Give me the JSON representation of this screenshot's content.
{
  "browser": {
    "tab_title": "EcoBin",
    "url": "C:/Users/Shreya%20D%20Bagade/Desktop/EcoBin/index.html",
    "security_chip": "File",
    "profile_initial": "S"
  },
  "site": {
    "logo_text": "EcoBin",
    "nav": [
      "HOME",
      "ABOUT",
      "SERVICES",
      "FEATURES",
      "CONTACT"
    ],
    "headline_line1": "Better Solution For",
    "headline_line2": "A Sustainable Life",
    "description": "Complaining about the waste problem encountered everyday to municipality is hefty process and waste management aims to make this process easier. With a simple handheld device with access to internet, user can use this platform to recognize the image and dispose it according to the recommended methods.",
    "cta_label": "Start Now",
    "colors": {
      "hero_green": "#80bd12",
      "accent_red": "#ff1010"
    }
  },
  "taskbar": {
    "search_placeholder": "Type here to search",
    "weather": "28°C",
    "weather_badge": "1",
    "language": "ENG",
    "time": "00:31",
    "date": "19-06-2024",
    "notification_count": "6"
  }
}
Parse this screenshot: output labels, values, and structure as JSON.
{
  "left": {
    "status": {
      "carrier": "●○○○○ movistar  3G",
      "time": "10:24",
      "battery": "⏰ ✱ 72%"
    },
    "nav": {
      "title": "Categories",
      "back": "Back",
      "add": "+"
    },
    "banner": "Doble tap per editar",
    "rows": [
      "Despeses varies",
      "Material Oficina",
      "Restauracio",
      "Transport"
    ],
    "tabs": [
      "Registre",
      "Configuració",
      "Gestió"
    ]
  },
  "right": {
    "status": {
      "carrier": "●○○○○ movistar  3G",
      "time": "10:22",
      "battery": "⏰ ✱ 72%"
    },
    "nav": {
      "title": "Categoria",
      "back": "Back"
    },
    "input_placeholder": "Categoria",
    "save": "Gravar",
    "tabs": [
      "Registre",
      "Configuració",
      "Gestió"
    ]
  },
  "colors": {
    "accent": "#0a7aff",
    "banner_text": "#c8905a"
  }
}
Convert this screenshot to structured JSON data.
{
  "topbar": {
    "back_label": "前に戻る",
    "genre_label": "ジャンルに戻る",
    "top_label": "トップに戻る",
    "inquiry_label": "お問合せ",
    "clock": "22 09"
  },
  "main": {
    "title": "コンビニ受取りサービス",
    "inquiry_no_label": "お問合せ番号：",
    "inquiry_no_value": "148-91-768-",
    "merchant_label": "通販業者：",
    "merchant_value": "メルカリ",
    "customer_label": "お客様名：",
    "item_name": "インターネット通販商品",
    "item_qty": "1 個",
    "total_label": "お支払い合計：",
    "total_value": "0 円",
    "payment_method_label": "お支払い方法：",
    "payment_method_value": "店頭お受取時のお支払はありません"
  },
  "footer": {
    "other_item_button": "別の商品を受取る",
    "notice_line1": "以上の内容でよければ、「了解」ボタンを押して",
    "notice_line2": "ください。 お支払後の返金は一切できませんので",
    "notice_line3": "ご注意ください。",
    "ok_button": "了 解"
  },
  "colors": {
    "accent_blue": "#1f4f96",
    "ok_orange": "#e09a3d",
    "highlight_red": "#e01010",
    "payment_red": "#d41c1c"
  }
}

__________________________________________________

Show every line from the entries above in which the word "this" appears.

Give me the JSON representation of this screenshot's content.
    "description": "Complaining about the waste problem encountered everyday to municipality is hefty process and waste management aims to make this process easier. With a simple handheld device with access to internet, user can use this platform to recognize the image and dispose it according to the recommended methods.",
Parse this screenshot: output labels, values, and structure as JSON.
Convert this screenshot to structured JSON data.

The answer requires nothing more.